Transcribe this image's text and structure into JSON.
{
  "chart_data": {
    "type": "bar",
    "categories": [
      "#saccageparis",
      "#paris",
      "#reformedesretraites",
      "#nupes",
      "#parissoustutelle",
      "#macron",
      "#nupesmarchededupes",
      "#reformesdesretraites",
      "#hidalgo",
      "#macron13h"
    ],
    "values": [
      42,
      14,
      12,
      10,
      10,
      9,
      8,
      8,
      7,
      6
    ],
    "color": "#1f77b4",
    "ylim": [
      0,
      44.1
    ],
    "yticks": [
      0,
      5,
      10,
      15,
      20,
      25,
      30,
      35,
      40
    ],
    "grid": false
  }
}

################

Reproduce the entire listing word for word.

--- TASK OUTPUT ---
Transcribe this image's text and structure into JSON.
{
  "chart_data": {
    "type": "bar",
    "categories": [
      "#saccageparis",
      "#paris",
      "#reformedesretraites",
      "#nupes",
      "#parissoustutelle",
      "#macron",
      "#nupesmarchededupes",
      "#reformesdesretraites",
      "#hidalgo",
      "#macron13h"
    ],
    "values": [
      42,
      14,
      12,
      10,
      10,
      9,
      8,
      8,
      7,
      6
    ],
    "color": "#1f77b4",
    "ylim": [
      0,
      44.1
    ],
    "yticks": [
      0,
      5,
      10,
      15,
      20,
      25,
      30,
      35,
      40
    ],
    "grid": false
  }
}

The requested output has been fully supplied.